Instructions to follow - Lines containing the string "WTISpot" are to be counted; report only how many there are.

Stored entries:
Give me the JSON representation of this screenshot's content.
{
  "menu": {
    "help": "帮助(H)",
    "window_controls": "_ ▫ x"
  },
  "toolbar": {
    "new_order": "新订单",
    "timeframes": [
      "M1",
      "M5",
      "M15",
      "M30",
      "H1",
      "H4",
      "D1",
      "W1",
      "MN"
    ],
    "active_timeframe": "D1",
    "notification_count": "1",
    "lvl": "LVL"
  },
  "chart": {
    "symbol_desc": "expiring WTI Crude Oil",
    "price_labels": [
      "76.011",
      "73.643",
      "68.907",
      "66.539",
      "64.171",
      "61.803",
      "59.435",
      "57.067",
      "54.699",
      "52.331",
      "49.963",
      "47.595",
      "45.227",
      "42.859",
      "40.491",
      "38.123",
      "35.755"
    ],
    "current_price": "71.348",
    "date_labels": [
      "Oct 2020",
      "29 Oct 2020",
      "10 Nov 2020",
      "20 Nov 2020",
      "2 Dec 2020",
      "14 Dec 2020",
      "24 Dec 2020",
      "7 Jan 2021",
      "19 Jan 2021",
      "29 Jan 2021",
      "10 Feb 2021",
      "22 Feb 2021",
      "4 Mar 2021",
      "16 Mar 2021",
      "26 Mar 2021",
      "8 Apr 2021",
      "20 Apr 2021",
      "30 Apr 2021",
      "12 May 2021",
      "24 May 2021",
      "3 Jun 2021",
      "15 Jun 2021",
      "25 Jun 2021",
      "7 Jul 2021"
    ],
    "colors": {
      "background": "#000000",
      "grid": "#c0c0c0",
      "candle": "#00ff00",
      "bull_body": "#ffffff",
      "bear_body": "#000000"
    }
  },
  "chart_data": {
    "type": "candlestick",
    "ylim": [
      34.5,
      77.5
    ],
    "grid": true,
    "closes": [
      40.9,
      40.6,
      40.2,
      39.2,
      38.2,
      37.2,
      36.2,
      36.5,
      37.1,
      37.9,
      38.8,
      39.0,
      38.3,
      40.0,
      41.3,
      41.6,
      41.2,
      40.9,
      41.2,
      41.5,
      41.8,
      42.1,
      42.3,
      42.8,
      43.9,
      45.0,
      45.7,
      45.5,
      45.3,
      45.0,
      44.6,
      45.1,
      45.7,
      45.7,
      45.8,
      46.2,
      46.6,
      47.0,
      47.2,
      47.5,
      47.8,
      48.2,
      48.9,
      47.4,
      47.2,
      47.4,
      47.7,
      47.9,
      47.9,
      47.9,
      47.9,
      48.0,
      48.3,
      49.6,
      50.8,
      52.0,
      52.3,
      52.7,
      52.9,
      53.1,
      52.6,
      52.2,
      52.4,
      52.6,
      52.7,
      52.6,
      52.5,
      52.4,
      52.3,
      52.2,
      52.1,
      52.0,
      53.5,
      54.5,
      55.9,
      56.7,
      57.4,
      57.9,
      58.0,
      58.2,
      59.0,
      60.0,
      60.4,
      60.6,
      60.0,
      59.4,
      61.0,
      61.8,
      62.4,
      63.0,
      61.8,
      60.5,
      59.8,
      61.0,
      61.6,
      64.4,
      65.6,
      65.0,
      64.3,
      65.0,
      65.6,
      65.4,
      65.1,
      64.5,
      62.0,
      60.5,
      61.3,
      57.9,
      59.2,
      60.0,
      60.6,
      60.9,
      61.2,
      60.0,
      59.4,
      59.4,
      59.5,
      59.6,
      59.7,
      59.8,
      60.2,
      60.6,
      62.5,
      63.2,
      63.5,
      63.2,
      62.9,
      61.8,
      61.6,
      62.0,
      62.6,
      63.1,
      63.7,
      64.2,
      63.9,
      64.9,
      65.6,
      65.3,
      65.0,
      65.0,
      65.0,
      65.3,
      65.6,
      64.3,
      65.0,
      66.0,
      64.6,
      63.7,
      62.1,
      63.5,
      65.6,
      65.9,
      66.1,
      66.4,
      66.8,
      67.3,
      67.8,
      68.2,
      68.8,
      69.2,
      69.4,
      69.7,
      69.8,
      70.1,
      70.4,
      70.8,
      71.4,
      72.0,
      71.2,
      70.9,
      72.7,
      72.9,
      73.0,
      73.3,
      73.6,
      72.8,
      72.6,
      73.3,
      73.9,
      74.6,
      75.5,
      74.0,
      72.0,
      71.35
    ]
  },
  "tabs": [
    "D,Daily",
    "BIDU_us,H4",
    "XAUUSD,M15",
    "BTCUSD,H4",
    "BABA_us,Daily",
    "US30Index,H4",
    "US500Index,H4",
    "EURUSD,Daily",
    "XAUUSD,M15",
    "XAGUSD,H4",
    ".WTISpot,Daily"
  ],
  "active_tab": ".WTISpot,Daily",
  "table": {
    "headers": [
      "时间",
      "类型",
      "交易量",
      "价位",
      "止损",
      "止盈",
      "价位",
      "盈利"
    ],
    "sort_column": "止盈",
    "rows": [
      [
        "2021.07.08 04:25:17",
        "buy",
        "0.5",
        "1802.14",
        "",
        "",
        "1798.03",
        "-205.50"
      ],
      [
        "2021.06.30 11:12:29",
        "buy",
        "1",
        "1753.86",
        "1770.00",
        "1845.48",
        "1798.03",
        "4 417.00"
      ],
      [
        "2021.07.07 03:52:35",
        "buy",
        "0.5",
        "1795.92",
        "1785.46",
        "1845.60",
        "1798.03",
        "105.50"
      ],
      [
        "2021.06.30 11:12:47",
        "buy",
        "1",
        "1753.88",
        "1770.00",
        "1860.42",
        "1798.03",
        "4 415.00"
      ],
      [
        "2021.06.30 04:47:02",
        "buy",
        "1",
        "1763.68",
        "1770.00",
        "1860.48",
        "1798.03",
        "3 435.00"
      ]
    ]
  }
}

The output - 2